[TASK TO CARRY OUT]
Return the entries verbatim and drop every picture.

(Extracts from a graphics dataset)

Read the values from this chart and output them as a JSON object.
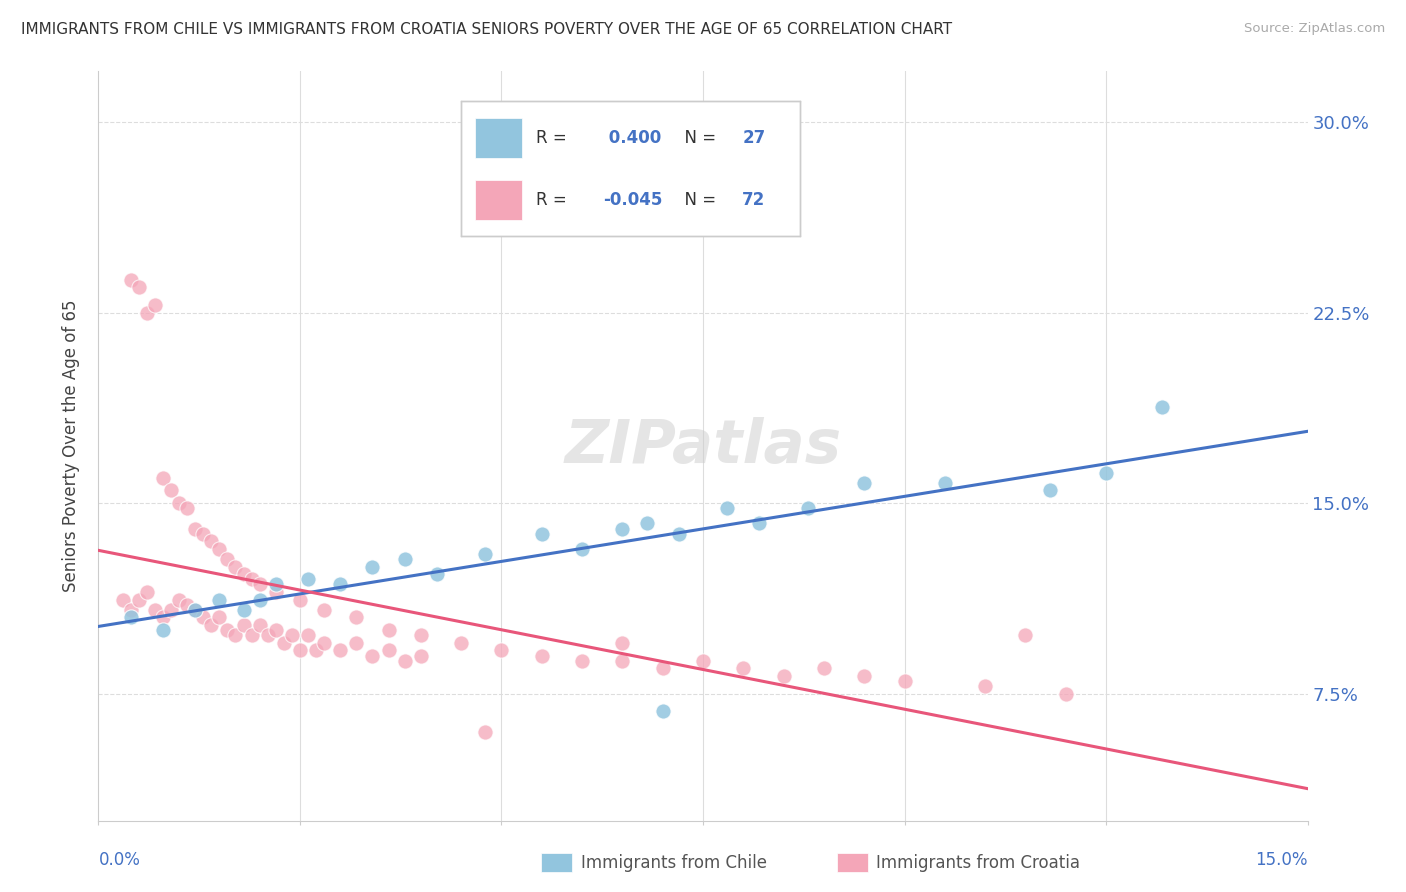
{
  "title": "IMMIGRANTS FROM CHILE VS IMMIGRANTS FROM CROATIA SENIORS POVERTY OVER THE AGE OF 65 CORRELATION CHART",
  "source": "Source: ZipAtlas.com",
  "ylabel": "Seniors Poverty Over the Age of 65",
  "yticks": [
    "7.5%",
    "15.0%",
    "22.5%",
    "30.0%"
  ],
  "ytick_vals": [
    0.075,
    0.15,
    0.225,
    0.3
  ],
  "xlim": [
    0.0,
    0.15
  ],
  "ylim": [
    0.025,
    0.32
  ],
  "color_chile": "#92c5de",
  "color_croatia": "#f4a6b8",
  "line_color_chile": "#4472c4",
  "line_color_croatia": "#e8567a",
  "watermark": "ZIPatlas",
  "chile_x": [
    0.004,
    0.008,
    0.012,
    0.015,
    0.018,
    0.02,
    0.022,
    0.026,
    0.03,
    0.034,
    0.038,
    0.042,
    0.048,
    0.055,
    0.06,
    0.065,
    0.068,
    0.072,
    0.078,
    0.082,
    0.088,
    0.095,
    0.105,
    0.118,
    0.125,
    0.132,
    0.07
  ],
  "chile_y": [
    0.105,
    0.1,
    0.108,
    0.112,
    0.108,
    0.112,
    0.118,
    0.12,
    0.118,
    0.125,
    0.128,
    0.122,
    0.13,
    0.138,
    0.132,
    0.14,
    0.142,
    0.138,
    0.148,
    0.142,
    0.148,
    0.158,
    0.158,
    0.155,
    0.162,
    0.188,
    0.068
  ],
  "croatia_x": [
    0.003,
    0.004,
    0.005,
    0.006,
    0.007,
    0.008,
    0.009,
    0.01,
    0.011,
    0.012,
    0.013,
    0.014,
    0.015,
    0.016,
    0.017,
    0.018,
    0.019,
    0.02,
    0.021,
    0.022,
    0.023,
    0.024,
    0.025,
    0.026,
    0.027,
    0.028,
    0.03,
    0.032,
    0.034,
    0.036,
    0.038,
    0.04,
    0.004,
    0.005,
    0.006,
    0.007,
    0.008,
    0.009,
    0.01,
    0.011,
    0.012,
    0.013,
    0.014,
    0.015,
    0.016,
    0.017,
    0.018,
    0.019,
    0.02,
    0.022,
    0.025,
    0.028,
    0.032,
    0.036,
    0.04,
    0.045,
    0.05,
    0.055,
    0.06,
    0.065,
    0.07,
    0.075,
    0.08,
    0.085,
    0.09,
    0.095,
    0.1,
    0.11,
    0.12,
    0.065,
    0.115,
    0.048
  ],
  "croatia_y": [
    0.112,
    0.108,
    0.112,
    0.115,
    0.108,
    0.105,
    0.108,
    0.112,
    0.11,
    0.108,
    0.105,
    0.102,
    0.105,
    0.1,
    0.098,
    0.102,
    0.098,
    0.102,
    0.098,
    0.1,
    0.095,
    0.098,
    0.092,
    0.098,
    0.092,
    0.095,
    0.092,
    0.095,
    0.09,
    0.092,
    0.088,
    0.09,
    0.238,
    0.235,
    0.225,
    0.228,
    0.16,
    0.155,
    0.15,
    0.148,
    0.14,
    0.138,
    0.135,
    0.132,
    0.128,
    0.125,
    0.122,
    0.12,
    0.118,
    0.115,
    0.112,
    0.108,
    0.105,
    0.1,
    0.098,
    0.095,
    0.092,
    0.09,
    0.088,
    0.088,
    0.085,
    0.088,
    0.085,
    0.082,
    0.085,
    0.082,
    0.08,
    0.078,
    0.075,
    0.095,
    0.098,
    0.06
  ],
  "bg_color": "#ffffff",
  "grid_color": "#dddddd"
}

[WRITTEN SOLUTION]
Read the values from this chart and output them as a JSON object.
{
  "title": "IMMIGRANTS FROM CHILE VS IMMIGRANTS FROM CROATIA SENIORS POVERTY OVER THE AGE OF 65 CORRELATION CHART",
  "source": "Source: ZipAtlas.com",
  "ylabel": "Seniors Poverty Over the Age of 65",
  "yticks": [
    "7.5%",
    "15.0%",
    "22.5%",
    "30.0%"
  ],
  "ytick_vals": [
    0.075,
    0.15,
    0.225,
    0.3
  ],
  "xlim": [
    0.0,
    0.15
  ],
  "ylim": [
    0.025,
    0.32
  ],
  "color_chile": "#92c5de",
  "color_croatia": "#f4a6b8",
  "line_color_chile": "#4472c4",
  "line_color_croatia": "#e8567a",
  "watermark": "ZIPatlas",
  "chile_x": [
    0.004,
    0.008,
    0.012,
    0.015,
    0.018,
    0.02,
    0.022,
    0.026,
    0.03,
    0.034,
    0.038,
    0.042,
    0.048,
    0.055,
    0.06,
    0.065,
    0.068,
    0.072,
    0.078,
    0.082,
    0.088,
    0.095,
    0.105,
    0.118,
    0.125,
    0.132,
    0.07
  ],
  "chile_y": [
    0.105,
    0.1,
    0.108,
    0.112,
    0.108,
    0.112,
    0.118,
    0.12,
    0.118,
    0.125,
    0.128,
    0.122,
    0.13,
    0.138,
    0.132,
    0.14,
    0.142,
    0.138,
    0.148,
    0.142,
    0.148,
    0.158,
    0.158,
    0.155,
    0.162,
    0.188,
    0.068
  ],
  "croatia_x": [
    0.003,
    0.004,
    0.005,
    0.006,
    0.007,
    0.008,
    0.009,
    0.01,
    0.011,
    0.012,
    0.013,
    0.014,
    0.015,
    0.016,
    0.017,
    0.018,
    0.019,
    0.02,
    0.021,
    0.022,
    0.023,
    0.024,
    0.025,
    0.026,
    0.027,
    0.028,
    0.03,
    0.032,
    0.034,
    0.036,
    0.038,
    0.04,
    0.004,
    0.005,
    0.006,
    0.007,
    0.008,
    0.009,
    0.01,
    0.011,
    0.012,
    0.013,
    0.014,
    0.015,
    0.016,
    0.017,
    0.018,
    0.019,
    0.02,
    0.022,
    0.025,
    0.028,
    0.032,
    0.036,
    0.04,
    0.045,
    0.05,
    0.055,
    0.06,
    0.065,
    0.07,
    0.075,
    0.08,
    0.085,
    0.09,
    0.095,
    0.1,
    0.11,
    0.12,
    0.065,
    0.115,
    0.048
  ],
  "croatia_y": [
    0.112,
    0.108,
    0.112,
    0.115,
    0.108,
    0.105,
    0.108,
    0.112,
    0.11,
    0.108,
    0.105,
    0.102,
    0.105,
    0.1,
    0.098,
    0.102,
    0.098,
    0.102,
    0.098,
    0.1,
    0.095,
    0.098,
    0.092,
    0.098,
    0.092,
    0.095,
    0.092,
    0.095,
    0.09,
    0.092,
    0.088,
    0.09,
    0.238,
    0.235,
    0.225,
    0.228,
    0.16,
    0.155,
    0.15,
    0.148,
    0.14,
    0.138,
    0.135,
    0.132,
    0.128,
    0.125,
    0.122,
    0.12,
    0.118,
    0.115,
    0.112,
    0.108,
    0.105,
    0.1,
    0.098,
    0.095,
    0.092,
    0.09,
    0.088,
    0.088,
    0.085,
    0.088,
    0.085,
    0.082,
    0.085,
    0.082,
    0.08,
    0.078,
    0.075,
    0.095,
    0.098,
    0.06
  ],
  "bg_color": "#ffffff",
  "grid_color": "#dddddd"
}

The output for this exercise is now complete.